» CHALLENGE
Each line that holds the word "page" counts once; give the total for the records below and nothing else.
..........
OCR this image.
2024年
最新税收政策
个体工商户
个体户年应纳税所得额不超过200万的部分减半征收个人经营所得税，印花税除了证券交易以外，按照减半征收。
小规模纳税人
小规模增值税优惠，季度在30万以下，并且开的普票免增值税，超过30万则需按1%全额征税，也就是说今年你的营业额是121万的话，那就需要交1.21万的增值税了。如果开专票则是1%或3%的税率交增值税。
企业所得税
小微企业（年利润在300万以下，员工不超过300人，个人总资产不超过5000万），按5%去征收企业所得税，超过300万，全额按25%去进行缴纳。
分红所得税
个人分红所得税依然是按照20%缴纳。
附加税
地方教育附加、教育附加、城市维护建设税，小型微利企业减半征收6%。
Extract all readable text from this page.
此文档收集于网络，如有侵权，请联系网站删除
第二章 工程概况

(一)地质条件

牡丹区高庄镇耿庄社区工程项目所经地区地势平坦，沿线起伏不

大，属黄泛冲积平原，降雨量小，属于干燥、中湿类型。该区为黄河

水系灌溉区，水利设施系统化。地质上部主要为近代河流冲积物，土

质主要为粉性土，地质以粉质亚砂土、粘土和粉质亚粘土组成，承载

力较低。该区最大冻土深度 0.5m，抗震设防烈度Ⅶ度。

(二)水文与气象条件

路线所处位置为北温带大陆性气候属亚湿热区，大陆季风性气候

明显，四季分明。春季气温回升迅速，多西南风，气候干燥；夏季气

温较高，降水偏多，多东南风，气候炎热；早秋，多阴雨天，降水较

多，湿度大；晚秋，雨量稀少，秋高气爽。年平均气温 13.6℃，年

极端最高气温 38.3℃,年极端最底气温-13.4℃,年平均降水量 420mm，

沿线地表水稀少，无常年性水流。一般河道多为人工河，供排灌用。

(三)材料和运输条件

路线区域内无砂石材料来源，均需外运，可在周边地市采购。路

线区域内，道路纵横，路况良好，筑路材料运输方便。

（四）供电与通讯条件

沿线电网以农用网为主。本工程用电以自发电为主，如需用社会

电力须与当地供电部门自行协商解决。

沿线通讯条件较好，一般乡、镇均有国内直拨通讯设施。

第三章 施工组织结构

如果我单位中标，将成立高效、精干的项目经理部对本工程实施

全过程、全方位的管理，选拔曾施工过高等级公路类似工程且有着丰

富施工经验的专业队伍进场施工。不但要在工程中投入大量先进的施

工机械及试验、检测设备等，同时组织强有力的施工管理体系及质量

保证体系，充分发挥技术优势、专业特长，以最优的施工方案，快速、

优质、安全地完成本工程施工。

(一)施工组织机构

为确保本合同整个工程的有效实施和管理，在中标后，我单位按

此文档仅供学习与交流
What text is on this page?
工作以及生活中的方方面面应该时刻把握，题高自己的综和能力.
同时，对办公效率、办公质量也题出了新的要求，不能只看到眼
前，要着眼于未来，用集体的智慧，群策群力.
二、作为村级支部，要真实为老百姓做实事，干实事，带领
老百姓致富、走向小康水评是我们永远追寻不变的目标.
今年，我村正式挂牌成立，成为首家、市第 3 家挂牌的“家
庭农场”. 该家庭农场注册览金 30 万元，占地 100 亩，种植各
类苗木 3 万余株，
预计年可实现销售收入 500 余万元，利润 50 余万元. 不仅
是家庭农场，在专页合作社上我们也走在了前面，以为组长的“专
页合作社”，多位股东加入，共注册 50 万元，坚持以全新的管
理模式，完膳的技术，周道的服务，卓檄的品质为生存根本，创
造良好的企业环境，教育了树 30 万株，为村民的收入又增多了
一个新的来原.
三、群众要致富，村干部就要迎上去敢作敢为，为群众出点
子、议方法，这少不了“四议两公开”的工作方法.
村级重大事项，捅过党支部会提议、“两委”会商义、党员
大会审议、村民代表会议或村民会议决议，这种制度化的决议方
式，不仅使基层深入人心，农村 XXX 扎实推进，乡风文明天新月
..........
» EXERCISE RESPONSE
2